- [Your task] Locate every line in the material below that has the word "monthly". Copy each of those lines.

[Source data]

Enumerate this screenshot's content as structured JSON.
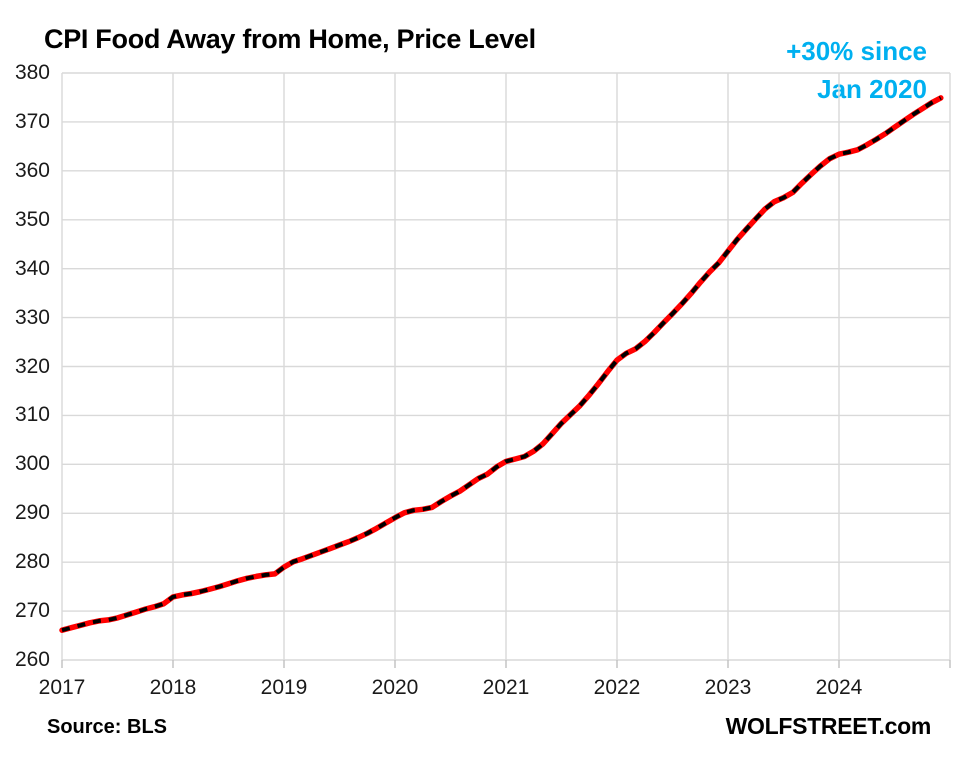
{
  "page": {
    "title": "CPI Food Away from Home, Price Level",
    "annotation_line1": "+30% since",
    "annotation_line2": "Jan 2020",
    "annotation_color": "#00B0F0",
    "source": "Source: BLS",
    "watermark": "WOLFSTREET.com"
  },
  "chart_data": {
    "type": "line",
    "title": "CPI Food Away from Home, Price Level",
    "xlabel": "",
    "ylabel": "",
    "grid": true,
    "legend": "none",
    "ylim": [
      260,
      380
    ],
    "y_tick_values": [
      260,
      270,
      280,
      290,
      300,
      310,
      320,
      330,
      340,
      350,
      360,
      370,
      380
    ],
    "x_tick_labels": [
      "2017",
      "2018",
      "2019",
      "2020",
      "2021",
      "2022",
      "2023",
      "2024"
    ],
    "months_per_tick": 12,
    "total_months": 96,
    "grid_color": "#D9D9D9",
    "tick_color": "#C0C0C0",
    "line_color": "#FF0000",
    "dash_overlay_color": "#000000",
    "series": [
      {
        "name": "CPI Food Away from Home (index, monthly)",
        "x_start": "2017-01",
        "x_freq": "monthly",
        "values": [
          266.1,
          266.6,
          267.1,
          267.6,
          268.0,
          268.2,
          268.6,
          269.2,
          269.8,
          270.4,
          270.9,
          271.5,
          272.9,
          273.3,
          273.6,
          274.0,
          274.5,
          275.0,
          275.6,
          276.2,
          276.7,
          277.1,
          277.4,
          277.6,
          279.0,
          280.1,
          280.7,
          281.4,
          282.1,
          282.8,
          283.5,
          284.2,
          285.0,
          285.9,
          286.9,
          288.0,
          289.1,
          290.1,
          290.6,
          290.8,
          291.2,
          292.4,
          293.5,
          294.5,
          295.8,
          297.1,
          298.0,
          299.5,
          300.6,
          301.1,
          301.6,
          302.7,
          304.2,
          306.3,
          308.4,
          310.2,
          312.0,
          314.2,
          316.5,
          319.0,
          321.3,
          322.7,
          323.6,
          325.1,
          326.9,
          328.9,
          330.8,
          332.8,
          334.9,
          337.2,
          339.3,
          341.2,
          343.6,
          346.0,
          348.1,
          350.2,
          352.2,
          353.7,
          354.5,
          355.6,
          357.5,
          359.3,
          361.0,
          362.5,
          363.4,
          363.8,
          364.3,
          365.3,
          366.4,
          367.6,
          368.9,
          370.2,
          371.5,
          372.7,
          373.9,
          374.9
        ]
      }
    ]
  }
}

- [Solution to the exercise]
        "name": "CPI Food Away from Home (index, monthly)",
        "x_freq": "monthly",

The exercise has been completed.